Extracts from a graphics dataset
--- START ---

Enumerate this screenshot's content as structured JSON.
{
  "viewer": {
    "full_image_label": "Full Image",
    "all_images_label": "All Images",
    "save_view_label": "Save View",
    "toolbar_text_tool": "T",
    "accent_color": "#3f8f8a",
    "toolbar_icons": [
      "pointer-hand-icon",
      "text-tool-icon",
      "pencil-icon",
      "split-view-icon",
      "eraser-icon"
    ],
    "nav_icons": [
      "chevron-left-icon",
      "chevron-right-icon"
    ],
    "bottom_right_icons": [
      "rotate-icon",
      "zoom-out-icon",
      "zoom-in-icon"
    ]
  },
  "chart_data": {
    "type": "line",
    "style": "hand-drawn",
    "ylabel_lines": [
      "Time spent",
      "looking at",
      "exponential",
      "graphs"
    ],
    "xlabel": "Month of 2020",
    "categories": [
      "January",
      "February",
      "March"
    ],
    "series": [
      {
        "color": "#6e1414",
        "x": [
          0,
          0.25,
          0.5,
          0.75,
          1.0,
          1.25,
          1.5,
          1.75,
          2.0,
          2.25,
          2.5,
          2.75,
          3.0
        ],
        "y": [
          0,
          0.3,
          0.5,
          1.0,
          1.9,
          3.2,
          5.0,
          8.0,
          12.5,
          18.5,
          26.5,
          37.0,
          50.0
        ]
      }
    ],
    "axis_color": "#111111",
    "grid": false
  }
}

--- END ---

▶ _EXERCISE PROMPT_
Restate all of the entries exactly, please.

▶ _WRITTEN SOLUTION_
Enumerate this screenshot's content as structured JSON.
{
  "viewer": {
    "full_image_label": "Full Image",
    "all_images_label": "All Images",
    "save_view_label": "Save View",
    "toolbar_text_tool": "T",
    "accent_color": "#3f8f8a",
    "toolbar_icons": [
      "pointer-hand-icon",
      "text-tool-icon",
      "pencil-icon",
      "split-view-icon",
      "eraser-icon"
    ],
    "nav_icons": [
      "chevron-left-icon",
      "chevron-right-icon"
    ],
    "bottom_right_icons": [
      "rotate-icon",
      "zoom-out-icon",
      "zoom-in-icon"
    ]
  },
  "chart_data": {
    "type": "line",
    "style": "hand-drawn",
    "ylabel_lines": [
      "Time spent",
      "looking at",
      "exponential",
      "graphs"
    ],
    "xlabel": "Month of 2020",
    "categories": [
      "January",
      "February",
      "March"
    ],
    "series": [
      {
        "color": "#6e1414",
        "x": [
          0,
          0.25,
          0.5,
          0.75,
          1.0,
          1.25,
          1.5,
          1.75,
          2.0,
          2.25,
          2.5,
          2.75,
          3.0
        ],
        "y": [
          0,
          0.3,
          0.5,
          1.0,
          1.9,
          3.2,
          5.0,
          8.0,
          12.5,
          18.5,
          26.5,
          37.0,
          50.0
        ]
      }
    ],
    "axis_color": "#111111",
    "grid": false
  }
}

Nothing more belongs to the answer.